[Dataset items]
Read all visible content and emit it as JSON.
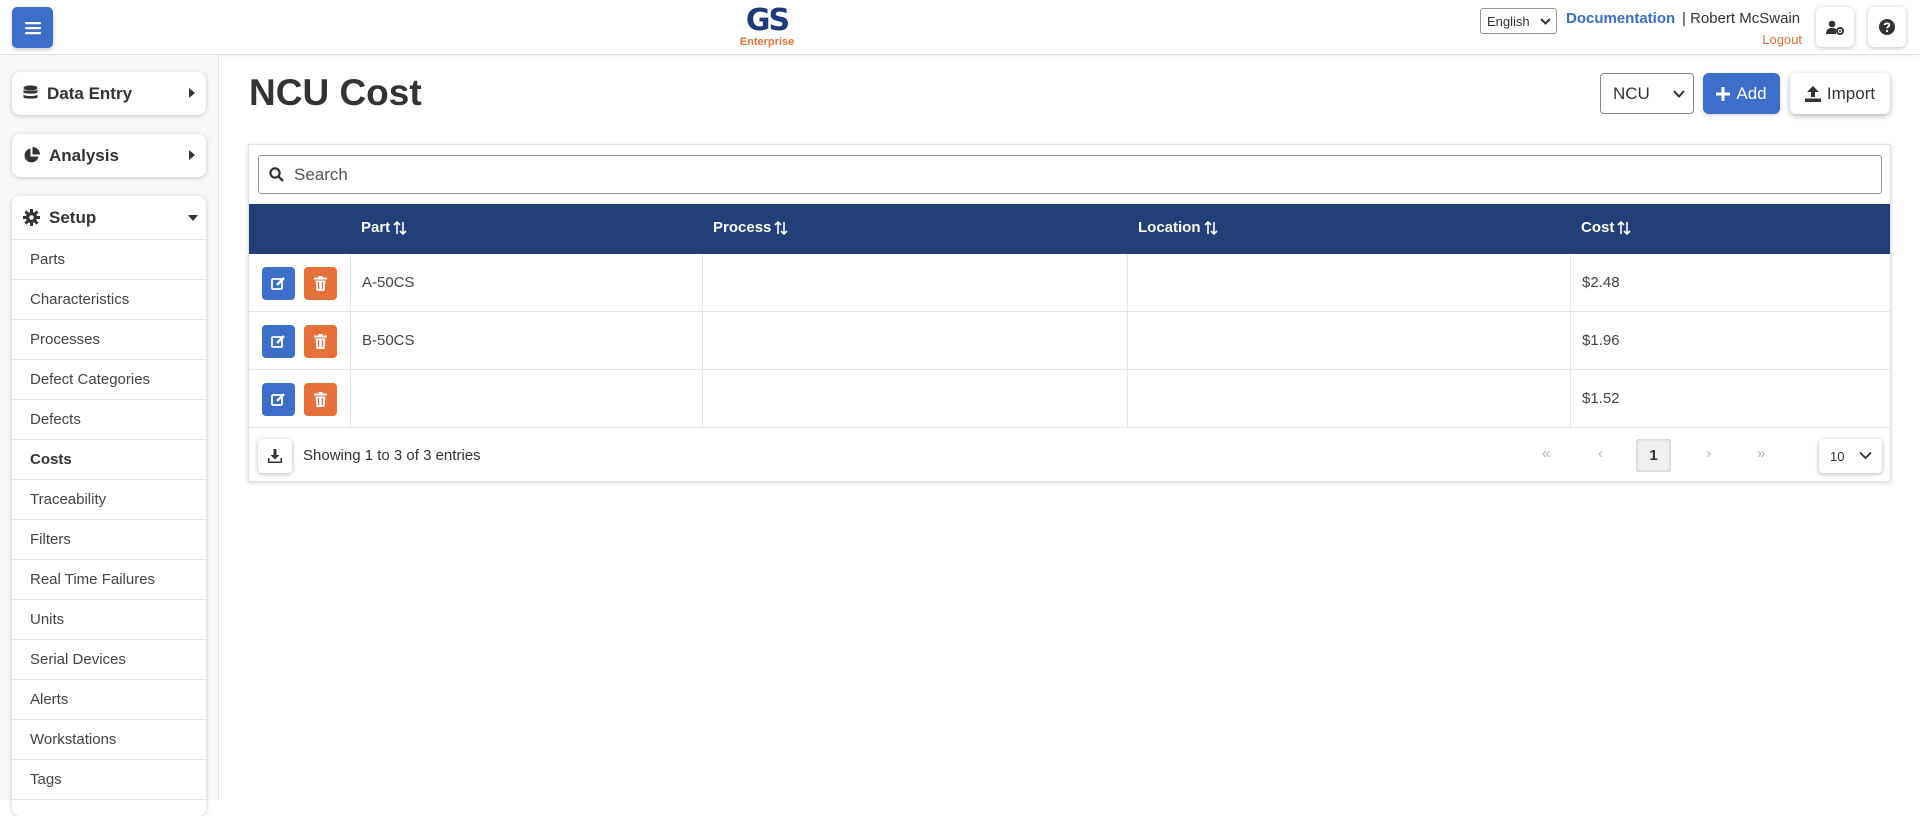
{
  "header": {
    "logo_main": "GS",
    "logo_sub": "Enterprise",
    "language": "English",
    "documentation_label": "Documentation",
    "separator": "|",
    "user_name": "Robert McSwain",
    "logout_label": "Logout"
  },
  "sidebar": {
    "data_entry_label": "Data Entry",
    "analysis_label": "Analysis",
    "setup_label": "Setup",
    "setup_items": [
      {
        "label": "Parts"
      },
      {
        "label": "Characteristics"
      },
      {
        "label": "Processes"
      },
      {
        "label": "Defect Categories"
      },
      {
        "label": "Defects"
      },
      {
        "label": "Costs"
      },
      {
        "label": "Traceability"
      },
      {
        "label": "Filters"
      },
      {
        "label": "Real Time Failures"
      },
      {
        "label": "Units"
      },
      {
        "label": "Serial Devices"
      },
      {
        "label": "Alerts"
      },
      {
        "label": "Workstations"
      },
      {
        "label": "Tags"
      }
    ],
    "active_item": "Costs"
  },
  "main": {
    "title": "NCU Cost",
    "type_select_value": "NCU",
    "add_label": "Add",
    "import_label": "Import",
    "search_placeholder": "Search",
    "columns": [
      "Part",
      "Process",
      "Location",
      "Cost"
    ],
    "rows": [
      {
        "part": "A-50CS",
        "process": "",
        "location": "",
        "cost": "$2.48"
      },
      {
        "part": "B-50CS",
        "process": "",
        "location": "",
        "cost": "$1.96"
      },
      {
        "part": "",
        "process": "",
        "location": "",
        "cost": "$1.52"
      }
    ],
    "showing_text": "Showing 1 to 3 of 3 entries",
    "pagination": {
      "first": "«",
      "prev": "‹",
      "current": "1",
      "next": "›",
      "last": "»"
    },
    "per_page": "10"
  },
  "colors": {
    "primary": "#3d6ec9",
    "header_navy": "#223f77",
    "accent_orange": "#e5703a"
  }
}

▶ _DIRECTIONS_
Quote the records above exactly, leaving out any pictures.

▶ _TASK RESULT_
Read all visible content and emit it as JSON.
{
  "header": {
    "logo_main": "GS",
    "logo_sub": "Enterprise",
    "language": "English",
    "documentation_label": "Documentation",
    "separator": "|",
    "user_name": "Robert McSwain",
    "logout_label": "Logout"
  },
  "sidebar": {
    "data_entry_label": "Data Entry",
    "analysis_label": "Analysis",
    "setup_label": "Setup",
    "setup_items": [
      {
        "label": "Parts"
      },
      {
        "label": "Characteristics"
      },
      {
        "label": "Processes"
      },
      {
        "label": "Defect Categories"
      },
      {
        "label": "Defects"
      },
      {
        "label": "Costs"
      },
      {
        "label": "Traceability"
      },
      {
        "label": "Filters"
      },
      {
        "label": "Real Time Failures"
      },
      {
        "label": "Units"
      },
      {
        "label": "Serial Devices"
      },
      {
        "label": "Alerts"
      },
      {
        "label": "Workstations"
      },
      {
        "label": "Tags"
      }
    ],
    "active_item": "Costs"
  },
  "main": {
    "title": "NCU Cost",
    "type_select_value": "NCU",
    "add_label": "Add",
    "import_label": "Import",
    "search_placeholder": "Search",
    "columns": [
      "Part",
      "Process",
      "Location",
      "Cost"
    ],
    "rows": [
      {
        "part": "A-50CS",
        "process": "",
        "location": "",
        "cost": "$2.48"
      },
      {
        "part": "B-50CS",
        "process": "",
        "location": "",
        "cost": "$1.96"
      },
      {
        "part": "",
        "process": "",
        "location": "",
        "cost": "$1.52"
      }
    ],
    "showing_text": "Showing 1 to 3 of 3 entries",
    "pagination": {
      "first": "«",
      "prev": "‹",
      "current": "1",
      "next": "›",
      "last": "»"
    },
    "per_page": "10"
  },
  "colors": {
    "primary": "#3d6ec9",
    "header_navy": "#223f77",
    "accent_orange": "#e5703a"
  }
}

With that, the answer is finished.